* _What is needed_
Reproduce the listing word for word, leaving every picture behind.

Source records
------------------------------

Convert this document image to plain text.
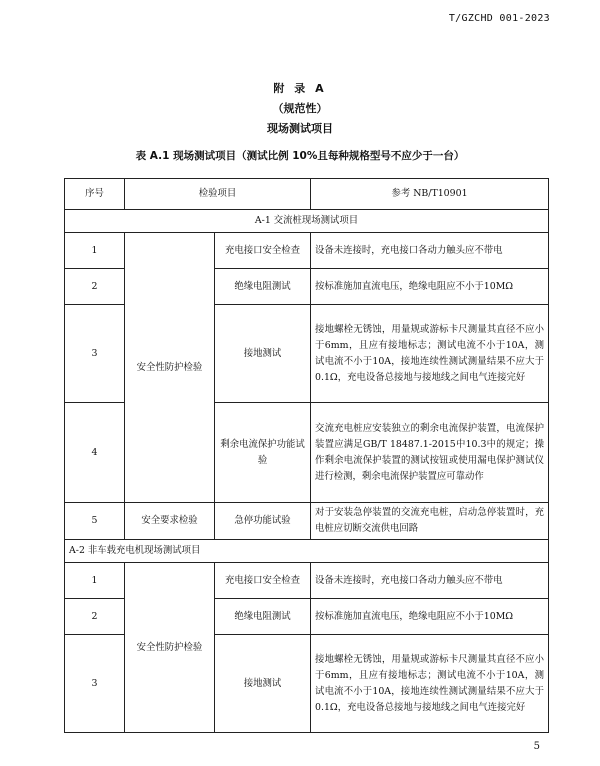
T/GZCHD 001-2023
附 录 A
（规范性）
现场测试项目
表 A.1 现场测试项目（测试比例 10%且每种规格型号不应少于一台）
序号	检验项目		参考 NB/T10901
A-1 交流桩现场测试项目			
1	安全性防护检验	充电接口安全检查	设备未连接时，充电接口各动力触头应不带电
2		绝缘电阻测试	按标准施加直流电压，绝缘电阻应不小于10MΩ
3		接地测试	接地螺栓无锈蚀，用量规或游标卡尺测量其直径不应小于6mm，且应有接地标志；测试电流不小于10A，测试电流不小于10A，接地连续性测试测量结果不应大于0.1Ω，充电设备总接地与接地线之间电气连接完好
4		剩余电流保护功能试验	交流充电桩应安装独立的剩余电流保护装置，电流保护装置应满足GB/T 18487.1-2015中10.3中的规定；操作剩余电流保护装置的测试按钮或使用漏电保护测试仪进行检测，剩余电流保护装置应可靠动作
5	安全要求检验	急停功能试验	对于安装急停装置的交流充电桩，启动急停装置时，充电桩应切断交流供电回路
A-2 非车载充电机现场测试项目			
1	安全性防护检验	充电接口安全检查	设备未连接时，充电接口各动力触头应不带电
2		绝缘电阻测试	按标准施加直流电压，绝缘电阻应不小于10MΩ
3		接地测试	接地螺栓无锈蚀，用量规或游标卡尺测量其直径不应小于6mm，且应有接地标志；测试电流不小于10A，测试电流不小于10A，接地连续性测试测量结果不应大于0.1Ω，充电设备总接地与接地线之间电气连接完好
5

------------------------------

* _Exercise response_
Convert this document image to plain text.
T/GZCHD 001-2023
附 录 A
（规范性）
现场测试项目
表 A.1 现场测试项目（测试比例 10%且每种规格型号不应少于一台）
序号	检验项目		参考 NB/T10901
A-1 交流桩现场测试项目			
1	安全性防护检验	充电接口安全检查	设备未连接时，充电接口各动力触头应不带电
2		绝缘电阻测试	按标准施加直流电压，绝缘电阻应不小于10MΩ
3		接地测试	接地螺栓无锈蚀，用量规或游标卡尺测量其直径不应小于6mm，且应有接地标志；测试电流不小于10A，测试电流不小于10A，接地连续性测试测量结果不应大于0.1Ω，充电设备总接地与接地线之间电气连接完好
4		剩余电流保护功能试验	交流充电桩应安装独立的剩余电流保护装置，电流保护装置应满足GB/T 18487.1-2015中10.3中的规定；操作剩余电流保护装置的测试按钮或使用漏电保护测试仪进行检测，剩余电流保护装置应可靠动作
5	安全要求检验	急停功能试验	对于安装急停装置的交流充电桩，启动急停装置时，充电桩应切断交流供电回路
A-2 非车载充电机现场测试项目			
1	安全性防护检验	充电接口安全检查	设备未连接时，充电接口各动力触头应不带电
2		绝缘电阻测试	按标准施加直流电压，绝缘电阻应不小于10MΩ
3		接地测试	接地螺栓无锈蚀，用量规或游标卡尺测量其直径不应小于6mm，且应有接地标志；测试电流不小于10A，测试电流不小于10A，接地连续性测试测量结果不应大于0.1Ω，充电设备总接地与接地线之间电气连接完好
5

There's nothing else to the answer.